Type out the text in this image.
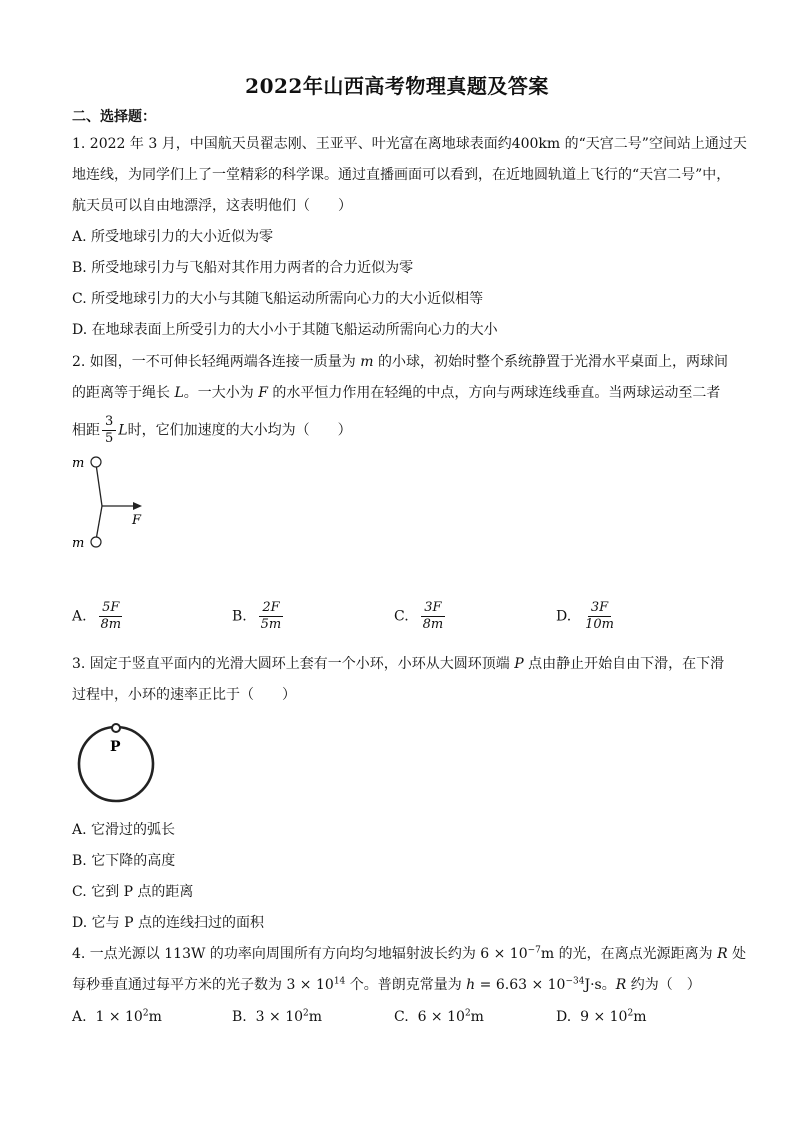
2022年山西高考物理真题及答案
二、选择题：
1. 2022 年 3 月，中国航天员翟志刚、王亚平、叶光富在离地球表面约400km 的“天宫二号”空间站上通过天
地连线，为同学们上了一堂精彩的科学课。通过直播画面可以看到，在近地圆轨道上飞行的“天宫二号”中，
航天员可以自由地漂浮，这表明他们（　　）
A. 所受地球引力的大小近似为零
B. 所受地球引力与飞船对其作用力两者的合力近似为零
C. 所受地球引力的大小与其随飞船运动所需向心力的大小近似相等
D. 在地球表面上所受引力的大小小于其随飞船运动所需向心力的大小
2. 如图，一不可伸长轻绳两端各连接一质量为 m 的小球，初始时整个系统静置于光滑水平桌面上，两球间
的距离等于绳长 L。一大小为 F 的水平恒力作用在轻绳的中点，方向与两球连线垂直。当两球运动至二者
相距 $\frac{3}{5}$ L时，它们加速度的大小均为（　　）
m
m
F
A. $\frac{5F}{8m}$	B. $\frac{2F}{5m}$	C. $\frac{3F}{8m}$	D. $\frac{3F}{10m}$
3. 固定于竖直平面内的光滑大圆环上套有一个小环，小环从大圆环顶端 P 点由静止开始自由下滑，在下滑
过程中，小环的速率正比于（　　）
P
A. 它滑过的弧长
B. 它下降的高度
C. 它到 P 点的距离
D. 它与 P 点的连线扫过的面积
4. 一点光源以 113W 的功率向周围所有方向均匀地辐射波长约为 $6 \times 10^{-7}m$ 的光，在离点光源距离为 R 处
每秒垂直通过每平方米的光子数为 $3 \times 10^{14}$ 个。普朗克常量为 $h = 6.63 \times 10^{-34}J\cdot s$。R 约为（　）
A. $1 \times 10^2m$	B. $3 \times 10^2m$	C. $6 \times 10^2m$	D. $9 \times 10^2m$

----------

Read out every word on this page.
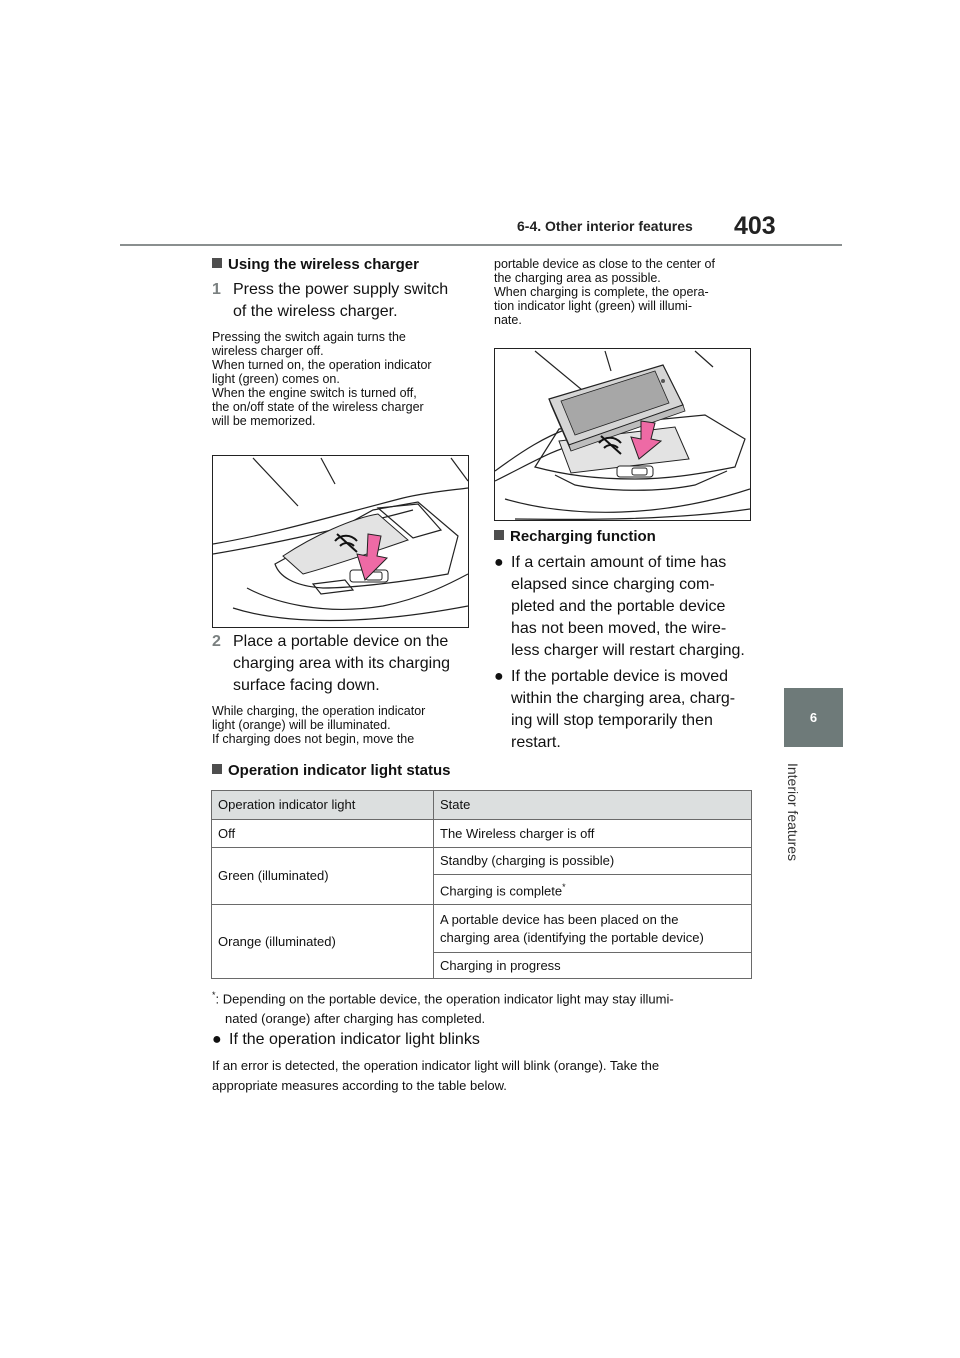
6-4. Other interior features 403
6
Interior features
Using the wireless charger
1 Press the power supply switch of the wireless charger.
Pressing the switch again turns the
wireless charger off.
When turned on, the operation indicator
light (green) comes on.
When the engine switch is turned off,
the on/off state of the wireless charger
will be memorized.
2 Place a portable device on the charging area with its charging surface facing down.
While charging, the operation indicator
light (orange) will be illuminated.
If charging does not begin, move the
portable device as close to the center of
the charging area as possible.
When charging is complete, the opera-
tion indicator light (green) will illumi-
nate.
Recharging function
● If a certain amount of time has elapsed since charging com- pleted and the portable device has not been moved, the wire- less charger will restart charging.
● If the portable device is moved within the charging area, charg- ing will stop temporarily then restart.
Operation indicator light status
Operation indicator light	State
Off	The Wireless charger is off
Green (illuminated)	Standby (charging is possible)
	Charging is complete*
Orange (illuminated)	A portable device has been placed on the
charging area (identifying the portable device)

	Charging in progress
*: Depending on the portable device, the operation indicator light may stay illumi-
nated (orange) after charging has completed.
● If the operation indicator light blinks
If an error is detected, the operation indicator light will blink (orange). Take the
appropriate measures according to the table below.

----------

### What is asked
Scan the entries above and work out how many lines include the word "天宫二号"; the reply is that number alone.

### Correct output
2